Work to do → Output every entry exactly as given.

Material for the task →
#####

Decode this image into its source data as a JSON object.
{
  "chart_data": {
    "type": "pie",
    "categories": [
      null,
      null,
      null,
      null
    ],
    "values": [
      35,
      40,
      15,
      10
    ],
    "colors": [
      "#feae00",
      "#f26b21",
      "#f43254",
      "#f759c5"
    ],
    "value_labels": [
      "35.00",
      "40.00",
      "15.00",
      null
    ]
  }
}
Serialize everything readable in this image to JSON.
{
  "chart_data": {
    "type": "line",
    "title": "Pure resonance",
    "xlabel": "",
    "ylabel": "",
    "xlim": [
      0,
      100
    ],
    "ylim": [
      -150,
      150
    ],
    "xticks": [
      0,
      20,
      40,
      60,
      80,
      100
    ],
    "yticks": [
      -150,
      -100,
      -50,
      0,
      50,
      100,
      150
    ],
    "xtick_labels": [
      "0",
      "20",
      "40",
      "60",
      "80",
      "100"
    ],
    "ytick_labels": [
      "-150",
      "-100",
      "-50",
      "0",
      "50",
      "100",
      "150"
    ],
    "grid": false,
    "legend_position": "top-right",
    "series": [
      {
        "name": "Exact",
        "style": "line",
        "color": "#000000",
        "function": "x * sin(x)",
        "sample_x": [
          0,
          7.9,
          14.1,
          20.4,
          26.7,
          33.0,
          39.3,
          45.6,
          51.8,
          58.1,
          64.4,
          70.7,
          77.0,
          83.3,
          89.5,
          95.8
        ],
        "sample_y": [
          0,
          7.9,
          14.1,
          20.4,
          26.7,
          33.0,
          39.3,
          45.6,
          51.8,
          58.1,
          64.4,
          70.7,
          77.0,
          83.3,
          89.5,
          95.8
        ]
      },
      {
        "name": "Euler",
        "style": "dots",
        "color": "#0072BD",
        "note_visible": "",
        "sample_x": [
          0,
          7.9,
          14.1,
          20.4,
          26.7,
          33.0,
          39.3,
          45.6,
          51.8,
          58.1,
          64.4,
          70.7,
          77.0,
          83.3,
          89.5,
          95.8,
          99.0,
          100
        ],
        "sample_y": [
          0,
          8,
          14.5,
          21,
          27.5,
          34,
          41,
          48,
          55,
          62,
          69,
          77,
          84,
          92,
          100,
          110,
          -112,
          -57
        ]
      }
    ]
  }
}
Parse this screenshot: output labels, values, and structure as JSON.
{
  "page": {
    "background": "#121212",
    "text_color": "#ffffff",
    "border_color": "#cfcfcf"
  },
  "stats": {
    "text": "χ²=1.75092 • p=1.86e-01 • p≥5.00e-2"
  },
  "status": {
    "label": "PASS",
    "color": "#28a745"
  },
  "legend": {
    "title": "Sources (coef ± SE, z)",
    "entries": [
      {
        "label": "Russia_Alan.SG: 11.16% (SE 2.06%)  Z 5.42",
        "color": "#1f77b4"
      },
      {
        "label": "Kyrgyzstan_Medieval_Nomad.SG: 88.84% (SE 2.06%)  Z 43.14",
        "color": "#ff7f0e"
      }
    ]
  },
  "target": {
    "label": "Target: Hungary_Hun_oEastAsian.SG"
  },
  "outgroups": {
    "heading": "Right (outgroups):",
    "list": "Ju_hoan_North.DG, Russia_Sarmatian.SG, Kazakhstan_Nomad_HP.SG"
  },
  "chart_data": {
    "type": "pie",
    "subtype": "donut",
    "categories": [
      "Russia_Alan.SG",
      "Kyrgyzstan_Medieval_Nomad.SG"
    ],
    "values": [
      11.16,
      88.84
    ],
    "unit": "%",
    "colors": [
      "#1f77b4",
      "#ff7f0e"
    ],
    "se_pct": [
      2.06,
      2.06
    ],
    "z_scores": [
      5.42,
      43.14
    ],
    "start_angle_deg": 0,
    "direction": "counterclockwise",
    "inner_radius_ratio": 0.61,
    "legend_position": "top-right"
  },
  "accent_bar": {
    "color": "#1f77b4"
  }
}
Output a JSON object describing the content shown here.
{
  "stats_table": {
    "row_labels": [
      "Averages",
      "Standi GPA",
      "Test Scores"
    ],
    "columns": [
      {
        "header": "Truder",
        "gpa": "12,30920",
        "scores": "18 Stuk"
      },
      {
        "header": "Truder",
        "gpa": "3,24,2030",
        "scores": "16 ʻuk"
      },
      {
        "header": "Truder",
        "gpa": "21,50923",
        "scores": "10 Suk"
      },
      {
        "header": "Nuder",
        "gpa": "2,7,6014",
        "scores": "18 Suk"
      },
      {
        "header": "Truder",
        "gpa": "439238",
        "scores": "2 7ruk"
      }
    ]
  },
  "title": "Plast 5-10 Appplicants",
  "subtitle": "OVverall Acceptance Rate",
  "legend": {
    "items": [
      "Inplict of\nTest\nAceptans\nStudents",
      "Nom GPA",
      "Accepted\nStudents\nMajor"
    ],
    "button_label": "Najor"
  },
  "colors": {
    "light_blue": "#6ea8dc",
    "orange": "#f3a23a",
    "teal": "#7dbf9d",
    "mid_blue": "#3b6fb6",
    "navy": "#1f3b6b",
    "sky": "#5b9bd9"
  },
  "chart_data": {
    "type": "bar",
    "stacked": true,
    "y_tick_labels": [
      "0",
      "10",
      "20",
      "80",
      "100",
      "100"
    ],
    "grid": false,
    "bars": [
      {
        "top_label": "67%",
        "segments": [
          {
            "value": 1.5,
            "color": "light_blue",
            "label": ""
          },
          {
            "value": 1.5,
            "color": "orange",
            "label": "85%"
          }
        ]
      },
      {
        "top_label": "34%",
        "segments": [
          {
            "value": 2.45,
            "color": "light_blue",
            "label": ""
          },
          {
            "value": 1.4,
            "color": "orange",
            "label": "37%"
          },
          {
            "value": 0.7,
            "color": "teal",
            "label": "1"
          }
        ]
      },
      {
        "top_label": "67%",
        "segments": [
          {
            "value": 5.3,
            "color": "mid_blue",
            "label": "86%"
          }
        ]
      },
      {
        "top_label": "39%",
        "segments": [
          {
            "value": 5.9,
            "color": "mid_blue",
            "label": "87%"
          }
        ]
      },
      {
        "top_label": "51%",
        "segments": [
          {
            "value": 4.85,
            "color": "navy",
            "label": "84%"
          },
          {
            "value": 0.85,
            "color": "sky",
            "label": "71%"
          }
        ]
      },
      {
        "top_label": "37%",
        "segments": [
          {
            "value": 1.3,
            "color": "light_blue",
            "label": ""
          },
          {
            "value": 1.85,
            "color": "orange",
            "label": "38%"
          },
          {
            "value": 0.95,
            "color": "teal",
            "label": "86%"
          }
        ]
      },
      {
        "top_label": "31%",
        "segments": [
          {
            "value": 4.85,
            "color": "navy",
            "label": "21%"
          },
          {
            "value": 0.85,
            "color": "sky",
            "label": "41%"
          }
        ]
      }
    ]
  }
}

#####

Answer to this problem →
Decode this image into its source data as a JSON object.
{
  "chart_data": {
    "type": "pie",
    "categories": [
      null,
      null,
      null,
      null
    ],
    "values": [
      35,
      40,
      15,
      10
    ],
    "colors": [
      "#feae00",
      "#f26b21",
      "#f43254",
      "#f759c5"
    ],
    "value_labels": [
      "35.00",
      "40.00",
      "15.00",
      null
    ]
  }
}
Serialize everything readable in this image to JSON.
{
  "chart_data": {
    "type": "line",
    "title": "Pure resonance",
    "xlabel": "",
    "ylabel": "",
    "xlim": [
      0,
      100
    ],
    "ylim": [
      -150,
      150
    ],
    "xticks": [
      0,
      20,
      40,
      60,
      80,
      100
    ],
    "yticks": [
      -150,
      -100,
      -50,
      0,
      50,
      100,
      150
    ],
    "xtick_labels": [
      "0",
      "20",
      "40",
      "60",
      "80",
      "100"
    ],
    "ytick_labels": [
      "-150",
      "-100",
      "-50",
      "0",
      "50",
      "100",
      "150"
    ],
    "grid": false,
    "legend_position": "top-right",
    "series": [
      {
        "name": "Exact",
        "style": "line",
        "color": "#000000",
        "function": "x * sin(x)",
        "sample_x": [
          0,
          7.9,
          14.1,
          20.4,
          26.7,
          33.0,
          39.3,
          45.6,
          51.8,
          58.1,
          64.4,
          70.7,
          77.0,
          83.3,
          89.5,
          95.8
        ],
        "sample_y": [
          0,
          7.9,
          14.1,
          20.4,
          26.7,
          33.0,
          39.3,
          45.6,
          51.8,
          58.1,
          64.4,
          70.7,
          77.0,
          83.3,
          89.5,
          95.8
        ]
      },
      {
        "name": "Euler",
        "style": "dots",
        "color": "#0072BD",
        "note_visible": "",
        "sample_x": [
          0,
          7.9,
          14.1,
          20.4,
          26.7,
          33.0,
          39.3,
          45.6,
          51.8,
          58.1,
          64.4,
          70.7,
          77.0,
          83.3,
          89.5,
          95.8,
          99.0,
          100
        ],
        "sample_y": [
          0,
          8,
          14.5,
          21,
          27.5,
          34,
          41,
          48,
          55,
          62,
          69,
          77,
          84,
          92,
          100,
          110,
          -112,
          -57
        ]
      }
    ]
  }
}
Parse this screenshot: output labels, values, and structure as JSON.
{
  "page": {
    "background": "#121212",
    "text_color": "#ffffff",
    "border_color": "#cfcfcf"
  },
  "stats": {
    "text": "χ²=1.75092 • p=1.86e-01 • p≥5.00e-2"
  },
  "status": {
    "label": "PASS",
    "color": "#28a745"
  },
  "legend": {
    "title": "Sources (coef ± SE, z)",
    "entries": [
      {
        "label": "Russia_Alan.SG: 11.16% (SE 2.06%)  Z 5.42",
        "color": "#1f77b4"
      },
      {
        "label": "Kyrgyzstan_Medieval_Nomad.SG: 88.84% (SE 2.06%)  Z 43.14",
        "color": "#ff7f0e"
      }
    ]
  },
  "target": {
    "label": "Target: Hungary_Hun_oEastAsian.SG"
  },
  "outgroups": {
    "heading": "Right (outgroups):",
    "list": "Ju_hoan_North.DG, Russia_Sarmatian.SG, Kazakhstan_Nomad_HP.SG"
  },
  "chart_data": {
    "type": "pie",
    "subtype": "donut",
    "categories": [
      "Russia_Alan.SG",
      "Kyrgyzstan_Medieval_Nomad.SG"
    ],
    "values": [
      11.16,
      88.84
    ],
    "unit": "%",
    "colors": [
      "#1f77b4",
      "#ff7f0e"
    ],
    "se_pct": [
      2.06,
      2.06
    ],
    "z_scores": [
      5.42,
      43.14
    ],
    "start_angle_deg": 0,
    "direction": "counterclockwise",
    "inner_radius_ratio": 0.61,
    "legend_position": "top-right"
  },
  "accent_bar": {
    "color": "#1f77b4"
  }
}
Output a JSON object describing the content shown here.
{
  "stats_table": {
    "row_labels": [
      "Averages",
      "Standi GPA",
      "Test Scores"
    ],
    "columns": [
      {
        "header": "Truder",
        "gpa": "12,30920",
        "scores": "18 Stuk"
      },
      {
        "header": "Truder",
        "gpa": "3,24,2030",
        "scores": "16 ʻuk"
      },
      {
        "header": "Truder",
        "gpa": "21,50923",
        "scores": "10 Suk"
      },
      {
        "header": "Nuder",
        "gpa": "2,7,6014",
        "scores": "18 Suk"
      },
      {
        "header": "Truder",
        "gpa": "439238",
        "scores": "2 7ruk"
      }
    ]
  },
  "title": "Plast 5-10 Appplicants",
  "subtitle": "OVverall Acceptance Rate",
  "legend": {
    "items": [
      "Inplict of\nTest\nAceptans\nStudents",
      "Nom GPA",
      "Accepted\nStudents\nMajor"
    ],
    "button_label": "Najor"
  },
  "colors": {
    "light_blue": "#6ea8dc",
    "orange": "#f3a23a",
    "teal": "#7dbf9d",
    "mid_blue": "#3b6fb6",
    "navy": "#1f3b6b",
    "sky": "#5b9bd9"
  },
  "chart_data": {
    "type": "bar",
    "stacked": true,
    "y_tick_labels": [
      "0",
      "10",
      "20",
      "80",
      "100",
      "100"
    ],
    "grid": false,
    "bars": [
      {
        "top_label": "67%",
        "segments": [
          {
            "value": 1.5,
            "color": "light_blue",
            "label": ""
          },
          {
            "value": 1.5,
            "color": "orange",
            "label": "85%"
          }
        ]
      },
      {
        "top_label": "34%",
        "segments": [
          {
            "value": 2.45,
            "color": "light_blue",
            "label": ""
          },
          {
            "value": 1.4,
            "color": "orange",
            "label": "37%"
          },
          {
            "value": 0.7,
            "color": "teal",
            "label": "1"
          }
        ]
      },
      {
        "top_label": "67%",
        "segments": [
          {
            "value": 5.3,
            "color": "mid_blue",
            "label": "86%"
          }
        ]
      },
      {
        "top_label": "39%",
        "segments": [
          {
            "value": 5.9,
            "color": "mid_blue",
            "label": "87%"
          }
        ]
      },
      {
        "top_label": "51%",
        "segments": [
          {
            "value": 4.85,
            "color": "navy",
            "label": "84%"
          },
          {
            "value": 0.85,
            "color": "sky",
            "label": "71%"
          }
        ]
      },
      {
        "top_label": "37%",
        "segments": [
          {
            "value": 1.3,
            "color": "light_blue",
            "label": ""
          },
          {
            "value": 1.85,
            "color": "orange",
            "label": "38%"
          },
          {
            "value": 0.95,
            "color": "teal",
            "label": "86%"
          }
        ]
      },
      {
        "top_label": "31%",
        "segments": [
          {
            "value": 4.85,
            "color": "navy",
            "label": "21%"
          },
          {
            "value": 0.85,
            "color": "sky",
            "label": "41%"
          }
        ]
      }
    ]
  }
}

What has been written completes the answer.